Stored items from a collection >>
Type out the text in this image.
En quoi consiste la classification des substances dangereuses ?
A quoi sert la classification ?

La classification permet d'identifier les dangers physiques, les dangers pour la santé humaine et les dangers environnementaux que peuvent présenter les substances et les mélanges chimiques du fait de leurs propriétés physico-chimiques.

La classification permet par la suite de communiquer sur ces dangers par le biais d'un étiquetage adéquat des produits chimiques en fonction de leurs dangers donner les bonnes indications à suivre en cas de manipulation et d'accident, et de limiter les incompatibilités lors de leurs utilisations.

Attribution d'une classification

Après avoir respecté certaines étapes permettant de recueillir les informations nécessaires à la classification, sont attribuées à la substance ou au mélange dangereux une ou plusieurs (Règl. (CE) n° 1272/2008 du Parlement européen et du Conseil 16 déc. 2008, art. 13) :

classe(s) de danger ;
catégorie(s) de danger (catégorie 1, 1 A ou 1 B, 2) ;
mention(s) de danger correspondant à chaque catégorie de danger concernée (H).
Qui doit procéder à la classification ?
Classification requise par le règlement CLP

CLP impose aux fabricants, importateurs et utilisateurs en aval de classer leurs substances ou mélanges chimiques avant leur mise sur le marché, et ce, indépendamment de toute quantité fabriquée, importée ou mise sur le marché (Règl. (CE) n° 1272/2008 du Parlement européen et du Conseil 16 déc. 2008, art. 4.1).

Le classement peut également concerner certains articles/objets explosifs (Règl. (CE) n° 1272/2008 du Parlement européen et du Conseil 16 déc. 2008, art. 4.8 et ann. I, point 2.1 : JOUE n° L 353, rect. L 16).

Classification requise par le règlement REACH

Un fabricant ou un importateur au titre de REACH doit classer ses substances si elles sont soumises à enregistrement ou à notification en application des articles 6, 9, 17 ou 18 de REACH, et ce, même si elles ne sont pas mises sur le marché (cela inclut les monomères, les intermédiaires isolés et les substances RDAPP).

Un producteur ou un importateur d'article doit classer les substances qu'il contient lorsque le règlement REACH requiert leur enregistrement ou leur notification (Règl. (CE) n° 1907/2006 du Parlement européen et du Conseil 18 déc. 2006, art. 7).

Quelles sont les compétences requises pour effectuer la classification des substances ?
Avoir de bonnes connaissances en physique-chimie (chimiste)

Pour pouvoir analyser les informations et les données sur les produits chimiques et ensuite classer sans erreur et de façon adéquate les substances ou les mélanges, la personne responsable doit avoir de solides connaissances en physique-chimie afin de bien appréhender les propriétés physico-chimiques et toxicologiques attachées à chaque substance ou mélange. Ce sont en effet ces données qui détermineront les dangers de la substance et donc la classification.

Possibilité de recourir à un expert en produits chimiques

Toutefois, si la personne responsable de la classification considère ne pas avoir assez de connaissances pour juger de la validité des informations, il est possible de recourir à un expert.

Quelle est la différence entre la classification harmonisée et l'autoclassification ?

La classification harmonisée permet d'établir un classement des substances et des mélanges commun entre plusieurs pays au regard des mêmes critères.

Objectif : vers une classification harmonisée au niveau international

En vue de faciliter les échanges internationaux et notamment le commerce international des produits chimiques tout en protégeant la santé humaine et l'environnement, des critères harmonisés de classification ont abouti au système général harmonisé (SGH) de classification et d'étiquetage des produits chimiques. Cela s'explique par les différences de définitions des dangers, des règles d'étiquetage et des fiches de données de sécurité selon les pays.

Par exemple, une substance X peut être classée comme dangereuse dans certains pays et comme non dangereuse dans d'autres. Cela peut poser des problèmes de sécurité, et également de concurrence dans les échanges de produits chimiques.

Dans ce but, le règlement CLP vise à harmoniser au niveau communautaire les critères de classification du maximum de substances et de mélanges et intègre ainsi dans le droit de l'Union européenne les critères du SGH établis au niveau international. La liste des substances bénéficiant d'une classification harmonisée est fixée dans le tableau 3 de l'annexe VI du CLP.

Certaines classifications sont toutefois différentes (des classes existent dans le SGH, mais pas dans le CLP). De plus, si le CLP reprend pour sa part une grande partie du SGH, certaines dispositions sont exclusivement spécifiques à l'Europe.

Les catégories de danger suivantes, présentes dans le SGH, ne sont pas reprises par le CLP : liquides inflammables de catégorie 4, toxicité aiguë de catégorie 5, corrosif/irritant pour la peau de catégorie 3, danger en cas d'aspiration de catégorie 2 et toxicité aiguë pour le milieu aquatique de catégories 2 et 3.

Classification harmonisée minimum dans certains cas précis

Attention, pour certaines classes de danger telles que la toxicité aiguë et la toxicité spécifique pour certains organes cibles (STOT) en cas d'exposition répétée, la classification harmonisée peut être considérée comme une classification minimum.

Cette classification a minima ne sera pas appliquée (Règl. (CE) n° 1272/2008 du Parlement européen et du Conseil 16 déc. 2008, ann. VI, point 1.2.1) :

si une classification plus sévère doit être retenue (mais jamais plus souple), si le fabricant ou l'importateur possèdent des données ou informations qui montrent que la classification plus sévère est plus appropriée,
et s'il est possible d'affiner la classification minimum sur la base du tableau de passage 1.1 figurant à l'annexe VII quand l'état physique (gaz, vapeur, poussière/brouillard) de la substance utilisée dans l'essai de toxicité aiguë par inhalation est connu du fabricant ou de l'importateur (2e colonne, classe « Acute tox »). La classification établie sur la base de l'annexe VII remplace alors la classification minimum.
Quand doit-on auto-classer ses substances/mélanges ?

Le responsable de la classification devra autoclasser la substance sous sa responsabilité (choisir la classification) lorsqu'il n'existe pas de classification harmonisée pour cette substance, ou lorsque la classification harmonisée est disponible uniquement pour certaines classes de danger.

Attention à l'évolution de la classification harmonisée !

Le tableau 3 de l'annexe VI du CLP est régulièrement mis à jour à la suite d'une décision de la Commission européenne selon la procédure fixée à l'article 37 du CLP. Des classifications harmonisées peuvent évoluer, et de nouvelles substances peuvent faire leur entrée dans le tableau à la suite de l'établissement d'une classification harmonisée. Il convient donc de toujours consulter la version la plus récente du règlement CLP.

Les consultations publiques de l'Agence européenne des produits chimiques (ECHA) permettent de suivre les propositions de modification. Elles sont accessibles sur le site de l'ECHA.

THE REQUEST >>
Recopy the entries above exactly, with every line included.

WORKED ANSWER >>
Type out the text in this image.
En quoi consiste la classification des substances dangereuses ?
A quoi sert la classification ?

La classification permet d'identifier les dangers physiques, les dangers pour la santé humaine et les dangers environnementaux que peuvent présenter les substances et les mélanges chimiques du fait de leurs propriétés physico-chimiques.

La classification permet par la suite de communiquer sur ces dangers par le biais d'un étiquetage adéquat des produits chimiques en fonction de leurs dangers donner les bonnes indications à suivre en cas de manipulation et d'accident, et de limiter les incompatibilités lors de leurs utilisations.

Attribution d'une classification

Après avoir respecté certaines étapes permettant de recueillir les informations nécessaires à la classification, sont attribuées à la substance ou au mélange dangereux une ou plusieurs (Règl. (CE) n° 1272/2008 du Parlement européen et du Conseil 16 déc. 2008, art. 13) :

classe(s) de danger ;
catégorie(s) de danger (catégorie 1, 1 A ou 1 B, 2) ;
mention(s) de danger correspondant à chaque catégorie de danger concernée (H).
Qui doit procéder à la classification ?
Classification requise par le règlement CLP

CLP impose aux fabricants, importateurs et utilisateurs en aval de classer leurs substances ou mélanges chimiques avant leur mise sur le marché, et ce, indépendamment de toute quantité fabriquée, importée ou mise sur le marché (Règl. (CE) n° 1272/2008 du Parlement européen et du Conseil 16 déc. 2008, art. 4.1).

Le classement peut également concerner certains articles/objets explosifs (Règl. (CE) n° 1272/2008 du Parlement européen et du Conseil 16 déc. 2008, art. 4.8 et ann. I, point 2.1 : JOUE n° L 353, rect. L 16).

Classification requise par le règlement REACH

Un fabricant ou un importateur au titre de REACH doit classer ses substances si elles sont soumises à enregistrement ou à notification en application des articles 6, 9, 17 ou 18 de REACH, et ce, même si elles ne sont pas mises sur le marché (cela inclut les monomères, les intermédiaires isolés et les substances RDAPP).

Un producteur ou un importateur d'article doit classer les substances qu'il contient lorsque le règlement REACH requiert leur enregistrement ou leur notification (Règl. (CE) n° 1907/2006 du Parlement européen et du Conseil 18 déc. 2006, art. 7).

Quelles sont les compétences requises pour effectuer la classification des substances ?
Avoir de bonnes connaissances en physique-chimie (chimiste)

Pour pouvoir analyser les informations et les données sur les produits chimiques et ensuite classer sans erreur et de façon adéquate les substances ou les mélanges, la personne responsable doit avoir de solides connaissances en physique-chimie afin de bien appréhender les propriétés physico-chimiques et toxicologiques attachées à chaque substance ou mélange. Ce sont en effet ces données qui détermineront les dangers de la substance et donc la classification.

Possibilité de recourir à un expert en produits chimiques

Toutefois, si la personne responsable de la classification considère ne pas avoir assez de connaissances pour juger de la validité des informations, il est possible de recourir à un expert.

Quelle est la différence entre la classification harmonisée et l'autoclassification ?

La classification harmonisée permet d'établir un classement des substances et des mélanges commun entre plusieurs pays au regard des mêmes critères.

Objectif : vers une classification harmonisée au niveau international

En vue de faciliter les échanges internationaux et notamment le commerce international des produits chimiques tout en protégeant la santé humaine et l'environnement, des critères harmonisés de classification ont abouti au système général harmonisé (SGH) de classification et d'étiquetage des produits chimiques. Cela s'explique par les différences de définitions des dangers, des règles d'étiquetage et des fiches de données de sécurité selon les pays.

Par exemple, une substance X peut être classée comme dangereuse dans certains pays et comme non dangereuse dans d'autres. Cela peut poser des problèmes de sécurité, et également de concurrence dans les échanges de produits chimiques.

Dans ce but, le règlement CLP vise à harmoniser au niveau communautaire les critères de classification du maximum de substances et de mélanges et intègre ainsi dans le droit de l'Union européenne les critères du SGH établis au niveau international. La liste des substances bénéficiant d'une classification harmonisée est fixée dans le tableau 3 de l'annexe VI du CLP.

Certaines classifications sont toutefois différentes (des classes existent dans le SGH, mais pas dans le CLP). De plus, si le CLP reprend pour sa part une grande partie du SGH, certaines dispositions sont exclusivement spécifiques à l'Europe.

Les catégories de danger suivantes, présentes dans le SGH, ne sont pas reprises par le CLP : liquides inflammables de catégorie 4, toxicité aiguë de catégorie 5, corrosif/irritant pour la peau de catégorie 3, danger en cas d'aspiration de catégorie 2 et toxicité aiguë pour le milieu aquatique de catégories 2 et 3.

Classification harmonisée minimum dans certains cas précis

Attention, pour certaines classes de danger telles que la toxicité aiguë et la toxicité spécifique pour certains organes cibles (STOT) en cas d'exposition répétée, la classification harmonisée peut être considérée comme une classification minimum.

Cette classification a minima ne sera pas appliquée (Règl. (CE) n° 1272/2008 du Parlement européen et du Conseil 16 déc. 2008, ann. VI, point 1.2.1) :

si une classification plus sévère doit être retenue (mais jamais plus souple), si le fabricant ou l'importateur possèdent des données ou informations qui montrent que la classification plus sévère est plus appropriée,
et s'il est possible d'affiner la classification minimum sur la base du tableau de passage 1.1 figurant à l'annexe VII quand l'état physique (gaz, vapeur, poussière/brouillard) de la substance utilisée dans l'essai de toxicité aiguë par inhalation est connu du fabricant ou de l'importateur (2e colonne, classe « Acute tox »). La classification établie sur la base de l'annexe VII remplace alors la classification minimum.
Quand doit-on auto-classer ses substances/mélanges ?

Le responsable de la classification devra autoclasser la substance sous sa responsabilité (choisir la classification) lorsqu'il n'existe pas de classification harmonisée pour cette substance, ou lorsque la classification harmonisée est disponible uniquement pour certaines classes de danger.

Attention à l'évolution de la classification harmonisée !

Le tableau 3 de l'annexe VI du CLP est régulièrement mis à jour à la suite d'une décision de la Commission européenne selon la procédure fixée à l'article 37 du CLP. Des classifications harmonisées peuvent évoluer, et de nouvelles substances peuvent faire leur entrée dans le tableau à la suite de l'établissement d'une classification harmonisée. Il convient donc de toujours consulter la version la plus récente du règlement CLP.

Les consultations publiques de l'Agence européenne des produits chimiques (ECHA) permettent de suivre les propositions de modification. Elles sont accessibles sur le site de l'ECHA.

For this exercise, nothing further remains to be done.